(begin)

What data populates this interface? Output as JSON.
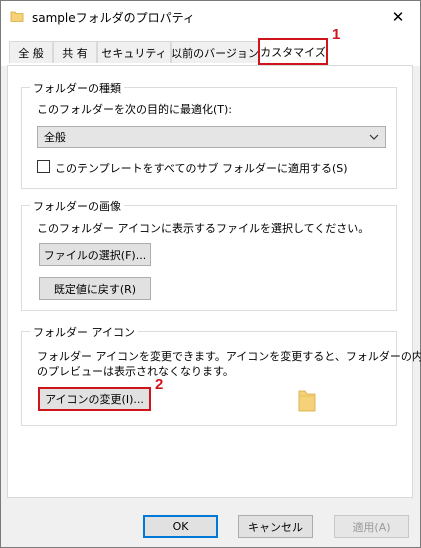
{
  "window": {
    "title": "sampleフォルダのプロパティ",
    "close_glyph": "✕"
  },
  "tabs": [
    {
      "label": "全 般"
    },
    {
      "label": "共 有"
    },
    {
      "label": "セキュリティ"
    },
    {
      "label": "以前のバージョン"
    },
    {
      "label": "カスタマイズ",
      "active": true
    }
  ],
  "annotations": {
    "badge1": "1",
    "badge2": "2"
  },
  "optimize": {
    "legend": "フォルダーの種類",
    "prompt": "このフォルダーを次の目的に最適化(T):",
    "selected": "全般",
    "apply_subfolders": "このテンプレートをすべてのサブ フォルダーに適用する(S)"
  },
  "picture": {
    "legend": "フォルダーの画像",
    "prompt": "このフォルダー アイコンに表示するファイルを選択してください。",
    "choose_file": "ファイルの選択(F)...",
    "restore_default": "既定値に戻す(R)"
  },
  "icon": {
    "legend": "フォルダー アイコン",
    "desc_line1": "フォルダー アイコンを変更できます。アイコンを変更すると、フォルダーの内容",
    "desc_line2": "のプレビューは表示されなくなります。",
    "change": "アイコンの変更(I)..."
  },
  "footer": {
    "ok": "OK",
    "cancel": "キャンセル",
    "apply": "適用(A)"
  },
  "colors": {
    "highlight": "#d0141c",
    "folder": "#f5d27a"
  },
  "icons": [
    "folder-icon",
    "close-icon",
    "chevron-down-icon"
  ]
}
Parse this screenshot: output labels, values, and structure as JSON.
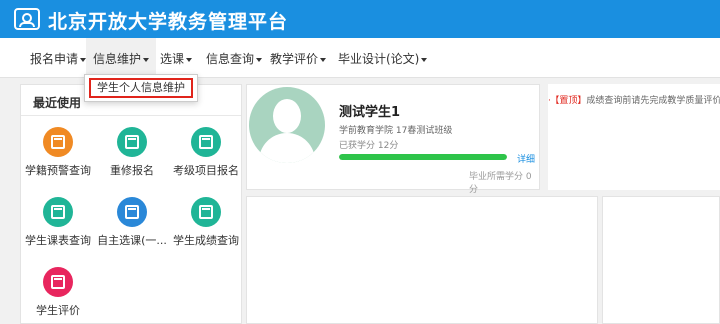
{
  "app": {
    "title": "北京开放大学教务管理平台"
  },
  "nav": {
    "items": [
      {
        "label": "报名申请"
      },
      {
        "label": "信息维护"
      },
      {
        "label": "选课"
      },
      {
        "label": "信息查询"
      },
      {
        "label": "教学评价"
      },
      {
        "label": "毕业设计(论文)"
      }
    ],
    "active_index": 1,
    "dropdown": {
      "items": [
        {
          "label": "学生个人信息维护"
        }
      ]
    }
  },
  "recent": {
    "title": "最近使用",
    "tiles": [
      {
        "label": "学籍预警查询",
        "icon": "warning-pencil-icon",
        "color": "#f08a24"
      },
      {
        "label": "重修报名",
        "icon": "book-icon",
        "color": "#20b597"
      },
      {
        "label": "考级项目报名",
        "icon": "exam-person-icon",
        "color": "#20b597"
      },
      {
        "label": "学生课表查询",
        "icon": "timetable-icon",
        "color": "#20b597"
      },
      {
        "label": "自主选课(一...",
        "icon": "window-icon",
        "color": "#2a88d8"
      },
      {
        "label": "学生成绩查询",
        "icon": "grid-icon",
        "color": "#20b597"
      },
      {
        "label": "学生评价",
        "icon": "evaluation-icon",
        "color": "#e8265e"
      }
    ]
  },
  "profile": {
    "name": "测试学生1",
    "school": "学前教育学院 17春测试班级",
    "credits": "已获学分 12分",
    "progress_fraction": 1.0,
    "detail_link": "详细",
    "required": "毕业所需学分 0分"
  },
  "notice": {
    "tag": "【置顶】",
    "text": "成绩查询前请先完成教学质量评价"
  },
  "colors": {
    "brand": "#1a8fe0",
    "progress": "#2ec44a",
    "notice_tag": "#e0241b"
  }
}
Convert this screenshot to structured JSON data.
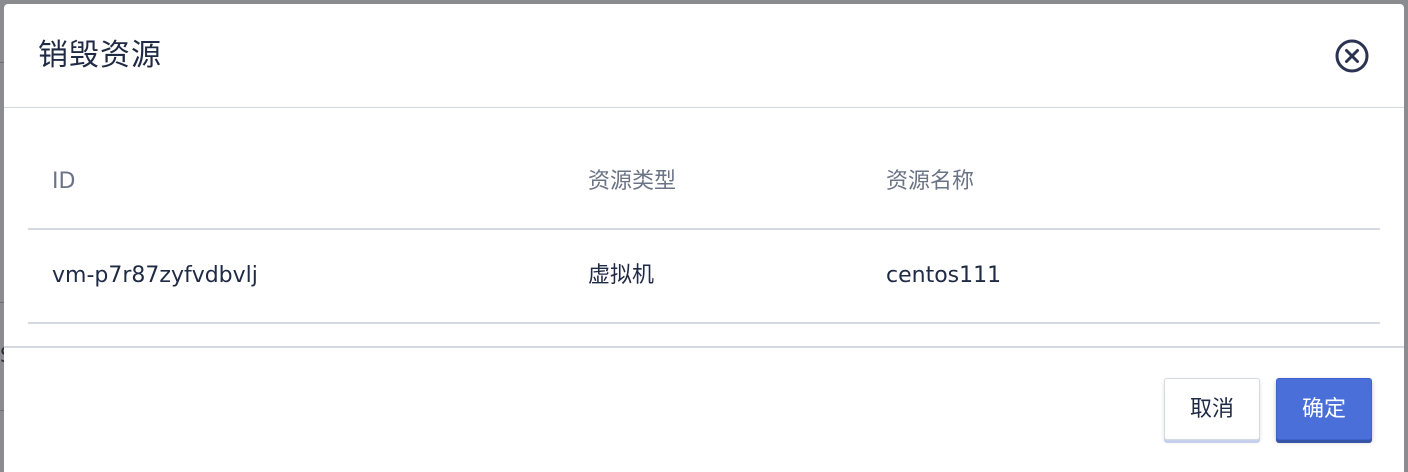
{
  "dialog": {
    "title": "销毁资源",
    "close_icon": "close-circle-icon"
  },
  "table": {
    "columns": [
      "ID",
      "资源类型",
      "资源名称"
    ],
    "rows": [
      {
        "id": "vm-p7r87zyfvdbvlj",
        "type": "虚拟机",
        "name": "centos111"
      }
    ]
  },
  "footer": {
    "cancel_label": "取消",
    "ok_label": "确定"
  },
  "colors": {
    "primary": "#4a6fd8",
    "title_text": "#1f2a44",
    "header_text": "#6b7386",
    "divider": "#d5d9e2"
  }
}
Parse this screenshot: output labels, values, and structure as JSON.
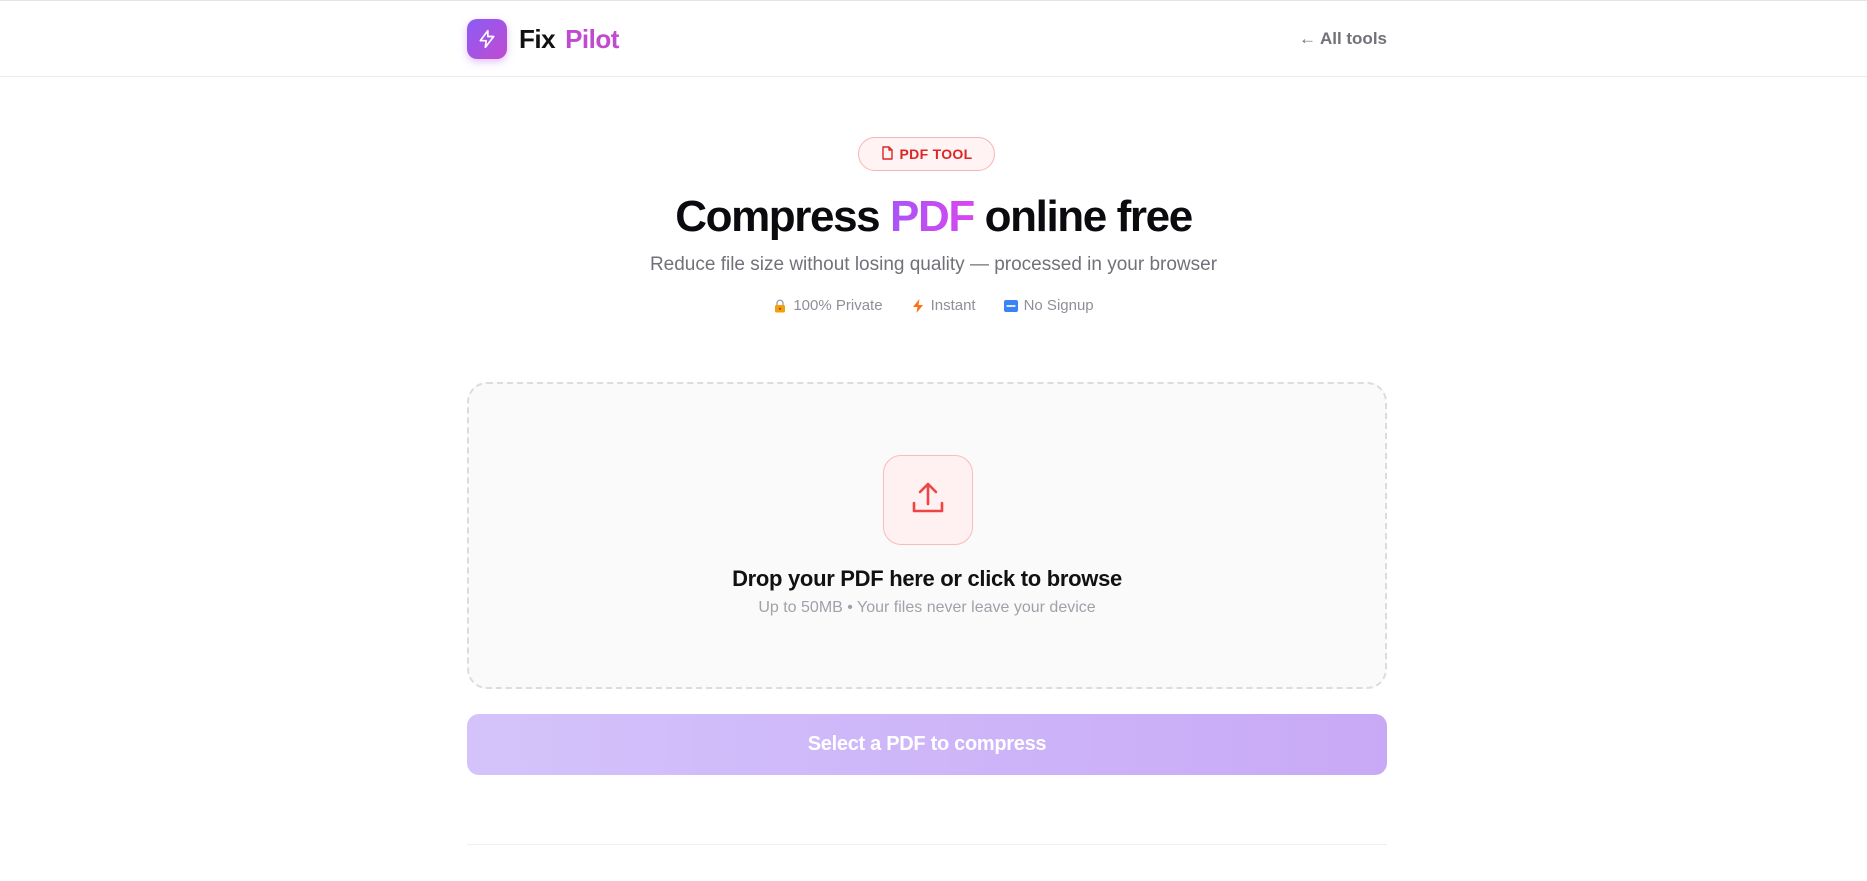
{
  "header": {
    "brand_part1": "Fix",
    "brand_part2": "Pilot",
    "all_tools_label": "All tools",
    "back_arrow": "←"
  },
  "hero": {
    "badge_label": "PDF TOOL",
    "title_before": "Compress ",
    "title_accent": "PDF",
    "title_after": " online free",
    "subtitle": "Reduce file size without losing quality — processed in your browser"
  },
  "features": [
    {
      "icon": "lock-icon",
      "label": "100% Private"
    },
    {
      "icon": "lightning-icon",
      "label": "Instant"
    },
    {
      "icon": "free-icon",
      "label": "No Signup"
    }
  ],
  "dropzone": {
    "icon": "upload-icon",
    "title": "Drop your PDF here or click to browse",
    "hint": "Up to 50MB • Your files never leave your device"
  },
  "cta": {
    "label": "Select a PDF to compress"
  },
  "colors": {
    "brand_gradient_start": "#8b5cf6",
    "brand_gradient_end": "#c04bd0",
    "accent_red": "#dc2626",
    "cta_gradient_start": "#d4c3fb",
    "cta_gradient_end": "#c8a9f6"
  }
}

(end)

**What to produce**
Return each line of the data, keeping its wording exact and omitting pictures.

**Response to the exercise**
What data populates this interface? Output as JSON.
{
  "window": {
    "title": "sampleフォルダのプロパティ",
    "close_glyph": "✕"
  },
  "tabs": [
    {
      "label": "全 般"
    },
    {
      "label": "共 有"
    },
    {
      "label": "セキュリティ"
    },
    {
      "label": "以前のバージョン"
    },
    {
      "label": "カスタマイズ",
      "active": true
    }
  ],
  "annotations": {
    "badge1": "1",
    "badge2": "2"
  },
  "optimize": {
    "legend": "フォルダーの種類",
    "prompt": "このフォルダーを次の目的に最適化(T):",
    "selected": "全般",
    "apply_subfolders": "このテンプレートをすべてのサブ フォルダーに適用する(S)"
  },
  "picture": {
    "legend": "フォルダーの画像",
    "prompt": "このフォルダー アイコンに表示するファイルを選択してください。",
    "choose_file": "ファイルの選択(F)...",
    "restore_default": "既定値に戻す(R)"
  },
  "icon": {
    "legend": "フォルダー アイコン",
    "desc_line1": "フォルダー アイコンを変更できます。アイコンを変更すると、フォルダーの内容",
    "desc_line2": "のプレビューは表示されなくなります。",
    "change": "アイコンの変更(I)..."
  },
  "footer": {
    "ok": "OK",
    "cancel": "キャンセル",
    "apply": "適用(A)"
  },
  "colors": {
    "highlight": "#d0141c",
    "folder": "#f5d27a"
  },
  "icons": [
    "folder-icon",
    "close-icon",
    "chevron-down-icon"
  ]
}
Parse this screenshot: output labels, values, and structure as JSON.
{
  "app": {
    "title": "北京开放大学教务管理平台"
  },
  "nav": {
    "items": [
      {
        "label": "报名申请"
      },
      {
        "label": "信息维护"
      },
      {
        "label": "选课"
      },
      {
        "label": "信息查询"
      },
      {
        "label": "教学评价"
      },
      {
        "label": "毕业设计(论文)"
      }
    ],
    "active_index": 1,
    "dropdown": {
      "items": [
        {
          "label": "学生个人信息维护"
        }
      ]
    }
  },
  "recent": {
    "title": "最近使用",
    "tiles": [
      {
        "label": "学籍预警查询",
        "icon": "warning-pencil-icon",
        "color": "#f08a24"
      },
      {
        "label": "重修报名",
        "icon": "book-icon",
        "color": "#20b597"
      },
      {
        "label": "考级项目报名",
        "icon": "exam-person-icon",
        "color": "#20b597"
      },
      {
        "label": "学生课表查询",
        "icon": "timetable-icon",
        "color": "#20b597"
      },
      {
        "label": "自主选课(一...",
        "icon": "window-icon",
        "color": "#2a88d8"
      },
      {
        "label": "学生成绩查询",
        "icon": "grid-icon",
        "color": "#20b597"
      },
      {
        "label": "学生评价",
        "icon": "evaluation-icon",
        "color": "#e8265e"
      }
    ]
  },
  "profile": {
    "name": "测试学生1",
    "school": "学前教育学院 17春测试班级",
    "credits": "已获学分 12分",
    "progress_fraction": 1.0,
    "detail_link": "详细",
    "required": "毕业所需学分 0分"
  },
  "notice": {
    "tag": "【置顶】",
    "text": "成绩查询前请先完成教学质量评价"
  },
  "colors": {
    "brand": "#1a8fe0",
    "progress": "#2ec44a",
    "notice_tag": "#e0241b"
  }
}
Convert this screenshot to structured JSON data.
{
  "dialog": {
    "title": "销毁资源",
    "close_icon": "close-circle-icon"
  },
  "table": {
    "columns": [
      "ID",
      "资源类型",
      "资源名称"
    ],
    "rows": [
      {
        "id": "vm-p7r87zyfvdbvlj",
        "type": "虚拟机",
        "name": "centos111"
      }
    ]
  },
  "footer": {
    "cancel_label": "取消",
    "ok_label": "确定"
  },
  "colors": {
    "primary": "#4a6fd8",
    "title_text": "#1f2a44",
    "header_text": "#6b7386",
    "divider": "#d5d9e2"
  }
}
Parse this screenshot: output labels, values, and structure as JSON.
{
  "header": {
    "brand_part1": "Fix",
    "brand_part2": "Pilot",
    "all_tools_label": "All tools",
    "back_arrow": "←"
  },
  "hero": {
    "badge_label": "PDF TOOL",
    "title_before": "Compress ",
    "title_accent": "PDF",
    "title_after": " online free",
    "subtitle": "Reduce file size without losing quality — processed in your browser"
  },
  "features": [
    {
      "icon": "lock-icon",
      "label": "100% Private"
    },
    {
      "icon": "lightning-icon",
      "label": "Instant"
    },
    {
      "icon": "free-icon",
      "label": "No Signup"
    }
  ],
  "dropzone": {
    "icon": "upload-icon",
    "title": "Drop your PDF here or click to browse",
    "hint": "Up to 50MB • Your files never leave your device"
  },
  "cta": {
    "label": "Select a PDF to compress"
  },
  "colors": {
    "brand_gradient_start": "#8b5cf6",
    "brand_gradient_end": "#c04bd0",
    "accent_red": "#dc2626",
    "cta_gradient_start": "#d4c3fb",
    "cta_gradient_end": "#c8a9f6"
  }
}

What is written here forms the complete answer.